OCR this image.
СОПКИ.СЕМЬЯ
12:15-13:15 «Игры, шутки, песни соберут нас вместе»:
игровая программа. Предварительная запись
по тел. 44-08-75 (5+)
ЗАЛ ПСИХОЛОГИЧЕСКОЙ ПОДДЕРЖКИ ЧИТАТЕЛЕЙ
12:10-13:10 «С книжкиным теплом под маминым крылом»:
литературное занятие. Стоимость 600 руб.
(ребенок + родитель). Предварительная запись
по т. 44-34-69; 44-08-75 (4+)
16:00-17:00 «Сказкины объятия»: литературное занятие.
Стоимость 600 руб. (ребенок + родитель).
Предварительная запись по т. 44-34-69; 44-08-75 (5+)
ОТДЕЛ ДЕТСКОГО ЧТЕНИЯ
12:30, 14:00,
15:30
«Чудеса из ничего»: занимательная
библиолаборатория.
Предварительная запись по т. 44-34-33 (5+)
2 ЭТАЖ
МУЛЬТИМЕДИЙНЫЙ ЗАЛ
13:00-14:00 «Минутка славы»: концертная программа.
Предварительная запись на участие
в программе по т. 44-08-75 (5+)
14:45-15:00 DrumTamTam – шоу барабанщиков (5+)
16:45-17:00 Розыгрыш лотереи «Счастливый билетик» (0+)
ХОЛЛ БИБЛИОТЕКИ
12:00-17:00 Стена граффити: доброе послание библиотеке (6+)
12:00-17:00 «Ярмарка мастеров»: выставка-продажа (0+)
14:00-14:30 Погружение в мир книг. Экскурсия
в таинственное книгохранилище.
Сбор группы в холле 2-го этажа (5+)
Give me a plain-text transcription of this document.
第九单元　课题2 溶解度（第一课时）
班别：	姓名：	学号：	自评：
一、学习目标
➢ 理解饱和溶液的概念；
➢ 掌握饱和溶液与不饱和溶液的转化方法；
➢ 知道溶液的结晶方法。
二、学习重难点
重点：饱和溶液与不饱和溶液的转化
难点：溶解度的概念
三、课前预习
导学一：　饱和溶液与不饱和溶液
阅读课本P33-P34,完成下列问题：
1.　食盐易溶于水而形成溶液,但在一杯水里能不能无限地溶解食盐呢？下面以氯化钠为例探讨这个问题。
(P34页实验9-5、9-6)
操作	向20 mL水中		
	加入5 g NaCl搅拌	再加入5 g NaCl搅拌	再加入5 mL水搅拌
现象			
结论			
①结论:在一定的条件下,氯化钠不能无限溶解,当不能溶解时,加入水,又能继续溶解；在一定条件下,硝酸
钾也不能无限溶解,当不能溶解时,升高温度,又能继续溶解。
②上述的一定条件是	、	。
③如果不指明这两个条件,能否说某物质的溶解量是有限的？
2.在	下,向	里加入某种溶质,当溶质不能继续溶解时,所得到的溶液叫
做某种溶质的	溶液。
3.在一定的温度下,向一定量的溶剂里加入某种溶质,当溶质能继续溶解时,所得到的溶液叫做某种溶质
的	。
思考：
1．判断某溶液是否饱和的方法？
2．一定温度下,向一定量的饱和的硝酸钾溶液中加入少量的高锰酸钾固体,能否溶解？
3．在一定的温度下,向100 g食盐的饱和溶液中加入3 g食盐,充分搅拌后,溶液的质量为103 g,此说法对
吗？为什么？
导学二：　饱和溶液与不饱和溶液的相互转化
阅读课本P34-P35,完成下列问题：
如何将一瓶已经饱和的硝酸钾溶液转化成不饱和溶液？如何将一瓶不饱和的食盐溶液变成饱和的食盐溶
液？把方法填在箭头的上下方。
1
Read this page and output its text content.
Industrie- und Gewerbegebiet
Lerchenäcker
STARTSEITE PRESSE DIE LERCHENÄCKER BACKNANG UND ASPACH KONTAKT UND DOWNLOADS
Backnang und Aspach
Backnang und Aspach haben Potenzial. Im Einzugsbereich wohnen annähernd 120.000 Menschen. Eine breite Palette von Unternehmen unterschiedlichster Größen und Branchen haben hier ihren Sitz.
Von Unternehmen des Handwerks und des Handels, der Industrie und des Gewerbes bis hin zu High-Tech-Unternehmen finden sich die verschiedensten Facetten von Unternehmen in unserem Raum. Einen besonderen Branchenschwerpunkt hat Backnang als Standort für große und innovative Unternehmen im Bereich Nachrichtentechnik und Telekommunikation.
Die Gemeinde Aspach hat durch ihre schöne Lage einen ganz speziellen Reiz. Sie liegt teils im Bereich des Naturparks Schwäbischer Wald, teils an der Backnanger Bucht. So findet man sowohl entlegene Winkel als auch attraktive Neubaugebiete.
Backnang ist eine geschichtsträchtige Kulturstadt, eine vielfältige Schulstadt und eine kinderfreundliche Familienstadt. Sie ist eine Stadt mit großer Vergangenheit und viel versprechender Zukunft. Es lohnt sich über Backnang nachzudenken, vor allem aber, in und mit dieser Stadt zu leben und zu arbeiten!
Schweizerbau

| AIM OF THE EXERCISE |
Emit the full listing verbatim.

| SOLUTION TO THIS PROBLEM |
OCR this image.
СОПКИ.СЕМЬЯ
12:15-13:15 «Игры, шутки, песни соберут нас вместе»:
игровая программа. Предварительная запись
по тел. 44-08-75 (5+)
ЗАЛ ПСИХОЛОГИЧЕСКОЙ ПОДДЕРЖКИ ЧИТАТЕЛЕЙ
12:10-13:10 «С книжкиным теплом под маминым крылом»:
литературное занятие. Стоимость 600 руб.
(ребенок + родитель). Предварительная запись
по т. 44-34-69; 44-08-75 (4+)
16:00-17:00 «Сказкины объятия»: литературное занятие.
Стоимость 600 руб. (ребенок + родитель).
Предварительная запись по т. 44-34-69; 44-08-75 (5+)
ОТДЕЛ ДЕТСКОГО ЧТЕНИЯ
12:30, 14:00,
15:30
«Чудеса из ничего»: занимательная
библиолаборатория.
Предварительная запись по т. 44-34-33 (5+)
2 ЭТАЖ
МУЛЬТИМЕДИЙНЫЙ ЗАЛ
13:00-14:00 «Минутка славы»: концертная программа.
Предварительная запись на участие
в программе по т. 44-08-75 (5+)
14:45-15:00 DrumTamTam – шоу барабанщиков (5+)
16:45-17:00 Розыгрыш лотереи «Счастливый билетик» (0+)
ХОЛЛ БИБЛИОТЕКИ
12:00-17:00 Стена граффити: доброе послание библиотеке (6+)
12:00-17:00 «Ярмарка мастеров»: выставка-продажа (0+)
14:00-14:30 Погружение в мир книг. Экскурсия
в таинственное книгохранилище.
Сбор группы в холле 2-го этажа (5+)
Give me a plain-text transcription of this document.
第九单元　课题2 溶解度（第一课时）
班别：	姓名：	学号：	自评：
一、学习目标
➢ 理解饱和溶液的概念；
➢ 掌握饱和溶液与不饱和溶液的转化方法；
➢ 知道溶液的结晶方法。
二、学习重难点
重点：饱和溶液与不饱和溶液的转化
难点：溶解度的概念
三、课前预习
导学一：　饱和溶液与不饱和溶液
阅读课本P33-P34,完成下列问题：
1.　食盐易溶于水而形成溶液,但在一杯水里能不能无限地溶解食盐呢？下面以氯化钠为例探讨这个问题。
(P34页实验9-5、9-6)
操作	向20 mL水中		
	加入5 g NaCl搅拌	再加入5 g NaCl搅拌	再加入5 mL水搅拌
现象			
结论			
①结论:在一定的条件下,氯化钠不能无限溶解,当不能溶解时,加入水,又能继续溶解；在一定条件下,硝酸
钾也不能无限溶解,当不能溶解时,升高温度,又能继续溶解。
②上述的一定条件是	、	。
③如果不指明这两个条件,能否说某物质的溶解量是有限的？
2.在	下,向	里加入某种溶质,当溶质不能继续溶解时,所得到的溶液叫
做某种溶质的	溶液。
3.在一定的温度下,向一定量的溶剂里加入某种溶质,当溶质能继续溶解时,所得到的溶液叫做某种溶质
的	。
思考：
1．判断某溶液是否饱和的方法？
2．一定温度下,向一定量的饱和的硝酸钾溶液中加入少量的高锰酸钾固体,能否溶解？
3．在一定的温度下,向100 g食盐的饱和溶液中加入3 g食盐,充分搅拌后,溶液的质量为103 g,此说法对
吗？为什么？
导学二：　饱和溶液与不饱和溶液的相互转化
阅读课本P34-P35,完成下列问题：
如何将一瓶已经饱和的硝酸钾溶液转化成不饱和溶液？如何将一瓶不饱和的食盐溶液变成饱和的食盐溶
液？把方法填在箭头的上下方。
1
Read this page and output its text content.
Industrie- und Gewerbegebiet
Lerchenäcker
STARTSEITE PRESSE DIE LERCHENÄCKER BACKNANG UND ASPACH KONTAKT UND DOWNLOADS
Backnang und Aspach
Backnang und Aspach haben Potenzial. Im Einzugsbereich wohnen annähernd 120.000 Menschen. Eine breite Palette von Unternehmen unterschiedlichster Größen und Branchen haben hier ihren Sitz.
Von Unternehmen des Handwerks und des Handels, der Industrie und des Gewerbes bis hin zu High-Tech-Unternehmen finden sich die verschiedensten Facetten von Unternehmen in unserem Raum. Einen besonderen Branchenschwerpunkt hat Backnang als Standort für große und innovative Unternehmen im Bereich Nachrichtentechnik und Telekommunikation.
Die Gemeinde Aspach hat durch ihre schöne Lage einen ganz speziellen Reiz. Sie liegt teils im Bereich des Naturparks Schwäbischer Wald, teils an der Backnanger Bucht. So findet man sowohl entlegene Winkel als auch attraktive Neubaugebiete.
Backnang ist eine geschichtsträchtige Kulturstadt, eine vielfältige Schulstadt und eine kinderfreundliche Familienstadt. Sie ist eine Stadt mit großer Vergangenheit und viel versprechender Zukunft. Es lohnt sich über Backnang nachzudenken, vor allem aber, in und mit dieser Stadt zu leben und zu arbeiten!
Schweizerbau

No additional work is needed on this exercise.